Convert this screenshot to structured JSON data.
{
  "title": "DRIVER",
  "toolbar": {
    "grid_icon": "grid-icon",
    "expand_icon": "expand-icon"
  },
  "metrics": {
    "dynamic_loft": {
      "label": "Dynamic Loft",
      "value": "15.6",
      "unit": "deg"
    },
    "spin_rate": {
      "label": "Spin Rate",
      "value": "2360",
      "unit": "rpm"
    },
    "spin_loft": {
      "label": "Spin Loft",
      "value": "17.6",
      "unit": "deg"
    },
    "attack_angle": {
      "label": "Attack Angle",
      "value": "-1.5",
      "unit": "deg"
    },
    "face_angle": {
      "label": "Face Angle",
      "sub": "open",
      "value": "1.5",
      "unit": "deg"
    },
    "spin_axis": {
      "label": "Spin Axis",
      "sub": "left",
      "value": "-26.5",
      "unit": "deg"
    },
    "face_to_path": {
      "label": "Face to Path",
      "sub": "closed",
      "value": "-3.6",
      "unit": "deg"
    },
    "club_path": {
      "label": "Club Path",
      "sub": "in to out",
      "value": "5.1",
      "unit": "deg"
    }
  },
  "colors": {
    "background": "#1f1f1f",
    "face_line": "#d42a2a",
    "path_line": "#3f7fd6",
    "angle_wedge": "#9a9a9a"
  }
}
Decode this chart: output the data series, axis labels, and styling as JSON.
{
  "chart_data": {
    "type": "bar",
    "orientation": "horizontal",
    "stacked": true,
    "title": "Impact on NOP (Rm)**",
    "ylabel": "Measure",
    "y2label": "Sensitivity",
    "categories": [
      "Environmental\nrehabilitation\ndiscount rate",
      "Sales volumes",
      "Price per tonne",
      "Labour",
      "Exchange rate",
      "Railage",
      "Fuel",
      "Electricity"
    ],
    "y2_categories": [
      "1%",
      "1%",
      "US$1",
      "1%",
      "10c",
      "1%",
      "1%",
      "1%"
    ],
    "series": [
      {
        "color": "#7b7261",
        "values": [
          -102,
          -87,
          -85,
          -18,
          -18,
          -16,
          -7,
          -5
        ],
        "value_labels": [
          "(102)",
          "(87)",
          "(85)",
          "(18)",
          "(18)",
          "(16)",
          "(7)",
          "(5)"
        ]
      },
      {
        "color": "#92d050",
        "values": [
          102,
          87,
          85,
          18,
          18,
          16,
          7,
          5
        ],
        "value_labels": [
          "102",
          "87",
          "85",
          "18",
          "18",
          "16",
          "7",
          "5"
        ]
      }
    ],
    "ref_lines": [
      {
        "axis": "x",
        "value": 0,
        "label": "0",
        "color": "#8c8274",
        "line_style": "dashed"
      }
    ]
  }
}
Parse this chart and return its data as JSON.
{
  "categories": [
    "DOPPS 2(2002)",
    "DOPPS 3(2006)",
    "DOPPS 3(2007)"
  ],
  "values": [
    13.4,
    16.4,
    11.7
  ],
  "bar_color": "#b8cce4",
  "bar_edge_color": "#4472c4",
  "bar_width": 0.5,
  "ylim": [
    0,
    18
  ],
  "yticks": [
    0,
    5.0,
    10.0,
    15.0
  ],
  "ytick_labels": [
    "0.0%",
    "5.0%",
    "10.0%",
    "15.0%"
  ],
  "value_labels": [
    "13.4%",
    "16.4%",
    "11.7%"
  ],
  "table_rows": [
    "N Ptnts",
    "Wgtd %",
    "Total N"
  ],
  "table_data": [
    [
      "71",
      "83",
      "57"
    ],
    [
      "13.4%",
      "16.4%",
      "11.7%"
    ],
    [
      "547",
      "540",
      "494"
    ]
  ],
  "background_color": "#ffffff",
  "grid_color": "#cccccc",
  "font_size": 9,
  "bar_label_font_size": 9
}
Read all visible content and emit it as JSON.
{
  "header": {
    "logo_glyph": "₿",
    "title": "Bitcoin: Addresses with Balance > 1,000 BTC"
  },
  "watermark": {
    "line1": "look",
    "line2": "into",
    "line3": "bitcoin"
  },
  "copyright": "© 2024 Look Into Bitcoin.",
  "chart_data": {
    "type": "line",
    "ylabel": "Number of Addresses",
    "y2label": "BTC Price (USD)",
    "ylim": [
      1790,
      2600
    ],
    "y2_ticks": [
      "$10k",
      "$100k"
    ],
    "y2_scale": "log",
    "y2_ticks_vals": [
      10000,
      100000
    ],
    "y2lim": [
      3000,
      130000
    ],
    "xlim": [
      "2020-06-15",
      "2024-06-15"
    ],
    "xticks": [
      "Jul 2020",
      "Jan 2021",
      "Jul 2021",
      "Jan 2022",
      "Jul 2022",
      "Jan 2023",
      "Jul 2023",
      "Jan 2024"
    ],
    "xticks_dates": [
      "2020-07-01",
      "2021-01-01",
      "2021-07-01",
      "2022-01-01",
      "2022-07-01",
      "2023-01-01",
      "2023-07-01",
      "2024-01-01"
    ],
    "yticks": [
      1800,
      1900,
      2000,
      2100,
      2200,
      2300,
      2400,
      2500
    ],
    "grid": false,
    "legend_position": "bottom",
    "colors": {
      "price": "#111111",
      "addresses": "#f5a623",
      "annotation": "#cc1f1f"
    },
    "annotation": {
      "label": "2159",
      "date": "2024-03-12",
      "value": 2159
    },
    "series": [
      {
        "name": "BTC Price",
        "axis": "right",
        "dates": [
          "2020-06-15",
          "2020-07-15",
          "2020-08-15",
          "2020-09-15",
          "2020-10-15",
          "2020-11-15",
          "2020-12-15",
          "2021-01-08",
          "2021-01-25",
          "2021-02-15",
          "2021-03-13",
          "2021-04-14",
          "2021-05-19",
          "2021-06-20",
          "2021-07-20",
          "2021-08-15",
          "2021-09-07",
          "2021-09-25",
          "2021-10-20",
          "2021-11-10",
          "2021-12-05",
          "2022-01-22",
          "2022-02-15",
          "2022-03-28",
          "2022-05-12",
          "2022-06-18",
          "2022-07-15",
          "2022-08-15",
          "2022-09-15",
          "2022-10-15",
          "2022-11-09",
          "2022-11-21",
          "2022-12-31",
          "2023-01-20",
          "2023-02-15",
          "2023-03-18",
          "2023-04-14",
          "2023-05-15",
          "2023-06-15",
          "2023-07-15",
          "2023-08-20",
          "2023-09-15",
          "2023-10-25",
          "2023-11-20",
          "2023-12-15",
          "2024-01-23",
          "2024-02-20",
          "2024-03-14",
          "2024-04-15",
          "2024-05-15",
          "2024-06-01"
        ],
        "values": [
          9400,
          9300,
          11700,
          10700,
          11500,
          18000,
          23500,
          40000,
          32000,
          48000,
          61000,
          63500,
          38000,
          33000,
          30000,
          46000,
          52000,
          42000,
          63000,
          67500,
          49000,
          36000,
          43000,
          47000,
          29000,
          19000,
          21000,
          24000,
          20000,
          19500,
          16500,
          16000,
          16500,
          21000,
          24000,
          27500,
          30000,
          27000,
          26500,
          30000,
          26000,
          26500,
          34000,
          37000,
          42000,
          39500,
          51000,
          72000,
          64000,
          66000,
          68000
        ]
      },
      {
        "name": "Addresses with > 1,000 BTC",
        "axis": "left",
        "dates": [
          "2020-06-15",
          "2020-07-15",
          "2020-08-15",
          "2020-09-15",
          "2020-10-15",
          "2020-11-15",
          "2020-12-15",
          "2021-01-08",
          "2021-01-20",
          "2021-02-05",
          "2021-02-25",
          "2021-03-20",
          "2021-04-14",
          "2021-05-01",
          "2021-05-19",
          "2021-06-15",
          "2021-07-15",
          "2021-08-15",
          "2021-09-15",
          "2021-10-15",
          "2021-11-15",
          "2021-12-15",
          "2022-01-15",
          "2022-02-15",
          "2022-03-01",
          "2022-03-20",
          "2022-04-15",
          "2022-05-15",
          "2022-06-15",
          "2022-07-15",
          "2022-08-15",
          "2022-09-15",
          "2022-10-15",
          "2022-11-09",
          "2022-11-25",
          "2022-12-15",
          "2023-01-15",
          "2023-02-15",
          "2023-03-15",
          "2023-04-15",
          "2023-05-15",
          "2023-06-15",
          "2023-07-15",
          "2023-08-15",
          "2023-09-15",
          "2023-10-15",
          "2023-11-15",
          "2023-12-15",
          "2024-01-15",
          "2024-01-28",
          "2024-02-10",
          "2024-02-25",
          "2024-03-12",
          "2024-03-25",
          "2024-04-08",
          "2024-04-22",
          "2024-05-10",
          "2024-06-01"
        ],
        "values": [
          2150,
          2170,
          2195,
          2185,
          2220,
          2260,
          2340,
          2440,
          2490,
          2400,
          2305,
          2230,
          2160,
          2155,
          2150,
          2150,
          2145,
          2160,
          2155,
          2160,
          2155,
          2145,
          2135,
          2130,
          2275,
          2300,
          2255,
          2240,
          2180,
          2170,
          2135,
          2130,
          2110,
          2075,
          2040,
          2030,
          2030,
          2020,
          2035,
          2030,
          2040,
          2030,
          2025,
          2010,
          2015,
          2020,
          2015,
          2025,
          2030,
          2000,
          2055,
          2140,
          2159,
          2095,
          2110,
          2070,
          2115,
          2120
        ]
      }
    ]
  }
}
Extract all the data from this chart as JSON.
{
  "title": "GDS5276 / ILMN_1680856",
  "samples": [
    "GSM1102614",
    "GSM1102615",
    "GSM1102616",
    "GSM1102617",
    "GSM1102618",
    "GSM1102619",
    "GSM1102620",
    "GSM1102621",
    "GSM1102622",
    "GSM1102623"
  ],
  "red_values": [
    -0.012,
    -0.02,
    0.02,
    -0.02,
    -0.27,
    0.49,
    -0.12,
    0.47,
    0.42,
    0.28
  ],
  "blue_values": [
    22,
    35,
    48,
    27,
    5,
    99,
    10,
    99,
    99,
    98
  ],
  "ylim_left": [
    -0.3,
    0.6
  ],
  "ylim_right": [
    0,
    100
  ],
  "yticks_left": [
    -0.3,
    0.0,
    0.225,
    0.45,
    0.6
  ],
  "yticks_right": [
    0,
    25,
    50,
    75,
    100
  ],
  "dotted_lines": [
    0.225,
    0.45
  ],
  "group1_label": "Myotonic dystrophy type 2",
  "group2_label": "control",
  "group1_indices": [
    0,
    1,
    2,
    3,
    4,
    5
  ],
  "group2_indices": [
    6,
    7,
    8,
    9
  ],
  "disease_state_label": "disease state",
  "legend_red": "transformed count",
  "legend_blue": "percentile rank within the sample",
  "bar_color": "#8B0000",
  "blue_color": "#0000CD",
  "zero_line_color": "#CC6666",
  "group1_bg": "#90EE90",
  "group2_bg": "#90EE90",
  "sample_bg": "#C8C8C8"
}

TASK GOAL = Return from the data every line that holds "JSON".

FINAL RESULT =
Convert this screenshot to structured JSON data.
Decode this chart: output the data series, axis labels, and styling as JSON.
Parse this chart and return its data as JSON.
Read all visible content and emit it as JSON.
Extract all the data from this chart as JSON.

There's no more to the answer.